***** SUPPLIED RECORDS *****

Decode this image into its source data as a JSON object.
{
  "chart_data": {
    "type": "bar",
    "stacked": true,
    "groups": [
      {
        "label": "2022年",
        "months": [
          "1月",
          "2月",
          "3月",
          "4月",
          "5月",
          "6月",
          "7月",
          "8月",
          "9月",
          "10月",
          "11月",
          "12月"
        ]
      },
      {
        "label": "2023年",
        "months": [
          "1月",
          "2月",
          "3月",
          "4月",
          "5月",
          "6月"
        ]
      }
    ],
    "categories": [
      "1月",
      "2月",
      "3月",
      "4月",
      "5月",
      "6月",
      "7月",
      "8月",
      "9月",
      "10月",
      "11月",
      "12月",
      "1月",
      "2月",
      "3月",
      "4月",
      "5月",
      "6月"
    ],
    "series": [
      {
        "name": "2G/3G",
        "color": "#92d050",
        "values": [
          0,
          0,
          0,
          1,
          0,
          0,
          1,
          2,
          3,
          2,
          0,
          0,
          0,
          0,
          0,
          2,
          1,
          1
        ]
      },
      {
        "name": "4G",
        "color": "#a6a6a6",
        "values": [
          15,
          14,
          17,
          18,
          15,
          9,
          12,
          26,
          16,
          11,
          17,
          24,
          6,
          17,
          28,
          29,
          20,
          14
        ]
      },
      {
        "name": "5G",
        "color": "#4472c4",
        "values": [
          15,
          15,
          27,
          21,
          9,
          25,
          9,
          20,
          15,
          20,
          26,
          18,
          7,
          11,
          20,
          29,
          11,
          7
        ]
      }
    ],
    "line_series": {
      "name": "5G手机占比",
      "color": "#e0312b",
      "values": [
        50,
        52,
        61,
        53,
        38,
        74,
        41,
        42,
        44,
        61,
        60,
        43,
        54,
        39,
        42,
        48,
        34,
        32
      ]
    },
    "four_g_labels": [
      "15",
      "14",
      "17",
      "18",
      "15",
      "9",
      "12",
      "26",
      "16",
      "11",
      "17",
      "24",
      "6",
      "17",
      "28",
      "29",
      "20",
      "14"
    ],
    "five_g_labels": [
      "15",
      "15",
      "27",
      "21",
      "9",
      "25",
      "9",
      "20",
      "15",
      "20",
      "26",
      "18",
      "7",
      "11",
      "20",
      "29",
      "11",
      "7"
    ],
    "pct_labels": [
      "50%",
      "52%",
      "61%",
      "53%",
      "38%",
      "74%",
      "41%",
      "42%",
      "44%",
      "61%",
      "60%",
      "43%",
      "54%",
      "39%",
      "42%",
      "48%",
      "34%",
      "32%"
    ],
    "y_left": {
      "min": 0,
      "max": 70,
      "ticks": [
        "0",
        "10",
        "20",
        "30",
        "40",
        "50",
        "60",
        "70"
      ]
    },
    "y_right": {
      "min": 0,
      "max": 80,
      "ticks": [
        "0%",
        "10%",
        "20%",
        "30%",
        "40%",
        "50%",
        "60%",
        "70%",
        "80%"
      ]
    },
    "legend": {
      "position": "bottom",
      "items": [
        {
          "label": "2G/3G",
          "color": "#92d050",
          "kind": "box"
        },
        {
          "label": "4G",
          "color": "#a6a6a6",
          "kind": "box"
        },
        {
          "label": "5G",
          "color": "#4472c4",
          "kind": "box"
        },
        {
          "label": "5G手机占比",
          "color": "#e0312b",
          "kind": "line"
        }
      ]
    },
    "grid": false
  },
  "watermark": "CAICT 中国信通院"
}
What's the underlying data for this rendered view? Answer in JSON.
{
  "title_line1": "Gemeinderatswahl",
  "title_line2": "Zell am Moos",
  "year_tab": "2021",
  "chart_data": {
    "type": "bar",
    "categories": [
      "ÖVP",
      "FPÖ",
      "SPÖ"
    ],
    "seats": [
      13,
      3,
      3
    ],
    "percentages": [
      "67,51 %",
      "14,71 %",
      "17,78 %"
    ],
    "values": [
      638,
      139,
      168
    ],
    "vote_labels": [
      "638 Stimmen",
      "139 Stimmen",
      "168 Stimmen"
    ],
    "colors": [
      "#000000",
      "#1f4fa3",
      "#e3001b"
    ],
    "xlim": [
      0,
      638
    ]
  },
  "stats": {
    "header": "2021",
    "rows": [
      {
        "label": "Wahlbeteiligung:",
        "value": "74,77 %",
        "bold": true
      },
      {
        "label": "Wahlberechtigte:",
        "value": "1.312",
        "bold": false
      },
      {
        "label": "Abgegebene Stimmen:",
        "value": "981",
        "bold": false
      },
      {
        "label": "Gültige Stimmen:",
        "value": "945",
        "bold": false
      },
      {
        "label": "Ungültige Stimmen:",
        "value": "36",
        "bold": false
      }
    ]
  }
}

*****

STATED TASK => Your task is to extract all of the records exactly.

ANSWER TO THIS EXERCISE =>
Decode this image into its source data as a JSON object.
{
  "chart_data": {
    "type": "bar",
    "stacked": true,
    "groups": [
      {
        "label": "2022年",
        "months": [
          "1月",
          "2月",
          "3月",
          "4月",
          "5月",
          "6月",
          "7月",
          "8月",
          "9月",
          "10月",
          "11月",
          "12月"
        ]
      },
      {
        "label": "2023年",
        "months": [
          "1月",
          "2月",
          "3月",
          "4月",
          "5月",
          "6月"
        ]
      }
    ],
    "categories": [
      "1月",
      "2月",
      "3月",
      "4月",
      "5月",
      "6月",
      "7月",
      "8月",
      "9月",
      "10月",
      "11月",
      "12月",
      "1月",
      "2月",
      "3月",
      "4月",
      "5月",
      "6月"
    ],
    "series": [
      {
        "name": "2G/3G",
        "color": "#92d050",
        "values": [
          0,
          0,
          0,
          1,
          0,
          0,
          1,
          2,
          3,
          2,
          0,
          0,
          0,
          0,
          0,
          2,
          1,
          1
        ]
      },
      {
        "name": "4G",
        "color": "#a6a6a6",
        "values": [
          15,
          14,
          17,
          18,
          15,
          9,
          12,
          26,
          16,
          11,
          17,
          24,
          6,
          17,
          28,
          29,
          20,
          14
        ]
      },
      {
        "name": "5G",
        "color": "#4472c4",
        "values": [
          15,
          15,
          27,
          21,
          9,
          25,
          9,
          20,
          15,
          20,
          26,
          18,
          7,
          11,
          20,
          29,
          11,
          7
        ]
      }
    ],
    "line_series": {
      "name": "5G手机占比",
      "color": "#e0312b",
      "values": [
        50,
        52,
        61,
        53,
        38,
        74,
        41,
        42,
        44,
        61,
        60,
        43,
        54,
        39,
        42,
        48,
        34,
        32
      ]
    },
    "four_g_labels": [
      "15",
      "14",
      "17",
      "18",
      "15",
      "9",
      "12",
      "26",
      "16",
      "11",
      "17",
      "24",
      "6",
      "17",
      "28",
      "29",
      "20",
      "14"
    ],
    "five_g_labels": [
      "15",
      "15",
      "27",
      "21",
      "9",
      "25",
      "9",
      "20",
      "15",
      "20",
      "26",
      "18",
      "7",
      "11",
      "20",
      "29",
      "11",
      "7"
    ],
    "pct_labels": [
      "50%",
      "52%",
      "61%",
      "53%",
      "38%",
      "74%",
      "41%",
      "42%",
      "44%",
      "61%",
      "60%",
      "43%",
      "54%",
      "39%",
      "42%",
      "48%",
      "34%",
      "32%"
    ],
    "y_left": {
      "min": 0,
      "max": 70,
      "ticks": [
        "0",
        "10",
        "20",
        "30",
        "40",
        "50",
        "60",
        "70"
      ]
    },
    "y_right": {
      "min": 0,
      "max": 80,
      "ticks": [
        "0%",
        "10%",
        "20%",
        "30%",
        "40%",
        "50%",
        "60%",
        "70%",
        "80%"
      ]
    },
    "legend": {
      "position": "bottom",
      "items": [
        {
          "label": "2G/3G",
          "color": "#92d050",
          "kind": "box"
        },
        {
          "label": "4G",
          "color": "#a6a6a6",
          "kind": "box"
        },
        {
          "label": "5G",
          "color": "#4472c4",
          "kind": "box"
        },
        {
          "label": "5G手机占比",
          "color": "#e0312b",
          "kind": "line"
        }
      ]
    },
    "grid": false
  },
  "watermark": "CAICT 中国信通院"
}
What's the underlying data for this rendered view? Answer in JSON.
{
  "title_line1": "Gemeinderatswahl",
  "title_line2": "Zell am Moos",
  "year_tab": "2021",
  "chart_data": {
    "type": "bar",
    "categories": [
      "ÖVP",
      "FPÖ",
      "SPÖ"
    ],
    "seats": [
      13,
      3,
      3
    ],
    "percentages": [
      "67,51 %",
      "14,71 %",
      "17,78 %"
    ],
    "values": [
      638,
      139,
      168
    ],
    "vote_labels": [
      "638 Stimmen",
      "139 Stimmen",
      "168 Stimmen"
    ],
    "colors": [
      "#000000",
      "#1f4fa3",
      "#e3001b"
    ],
    "xlim": [
      0,
      638
    ]
  },
  "stats": {
    "header": "2021",
    "rows": [
      {
        "label": "Wahlbeteiligung:",
        "value": "74,77 %",
        "bold": true
      },
      {
        "label": "Wahlberechtigte:",
        "value": "1.312",
        "bold": false
      },
      {
        "label": "Abgegebene Stimmen:",
        "value": "981",
        "bold": false
      },
      {
        "label": "Gültige Stimmen:",
        "value": "945",
        "bold": false
      },
      {
        "label": "Ungültige Stimmen:",
        "value": "36",
        "bold": false
      }
    ]
  }
}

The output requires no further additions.